[Begin Listing]

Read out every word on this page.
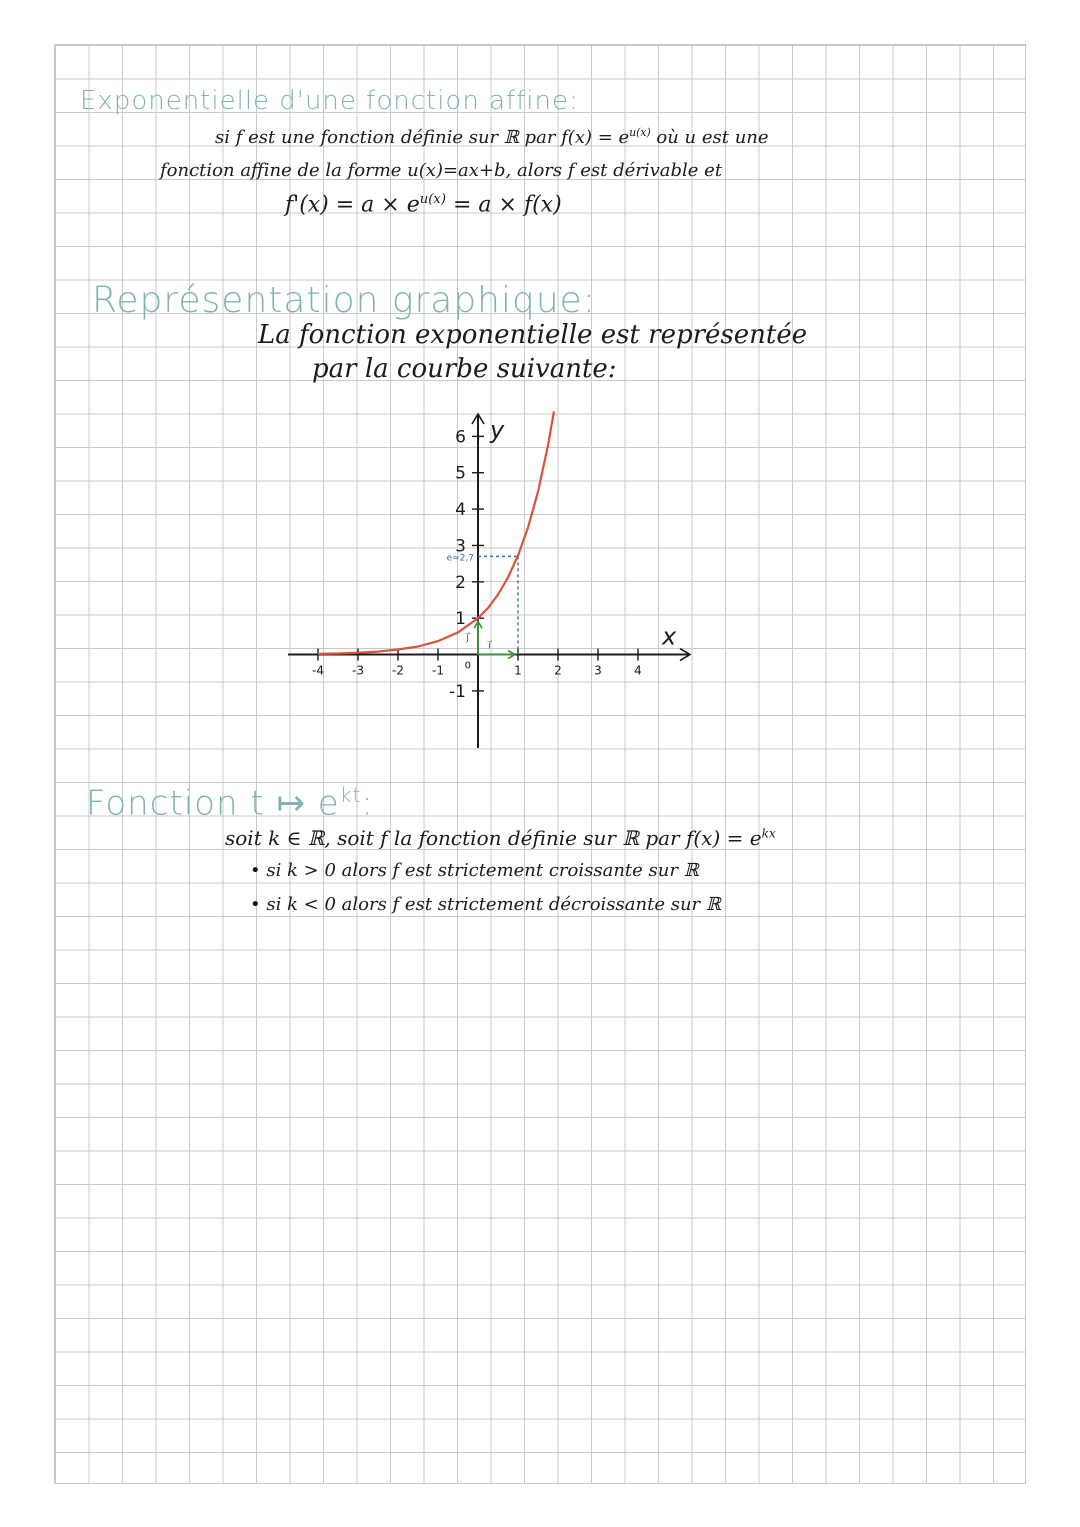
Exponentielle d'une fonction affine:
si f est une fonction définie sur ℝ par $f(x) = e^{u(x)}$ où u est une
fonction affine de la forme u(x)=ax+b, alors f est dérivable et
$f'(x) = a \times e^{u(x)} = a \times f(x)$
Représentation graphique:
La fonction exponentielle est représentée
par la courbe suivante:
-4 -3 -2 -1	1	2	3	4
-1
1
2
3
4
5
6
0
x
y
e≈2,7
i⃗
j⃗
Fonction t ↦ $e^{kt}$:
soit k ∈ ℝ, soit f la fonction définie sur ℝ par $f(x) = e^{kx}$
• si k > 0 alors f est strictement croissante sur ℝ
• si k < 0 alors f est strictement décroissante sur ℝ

[End Listing]

> **Exercise requirements**:
Show all lines from the listing above in which "définie" appears.

> **The completed task**:
si f est une fonction définie sur ℝ par $f(x) = e^{u(x)}$ où u est une
soit k ∈ ℝ, soit f la fonction définie sur ℝ par $f(x) = e^{kx}$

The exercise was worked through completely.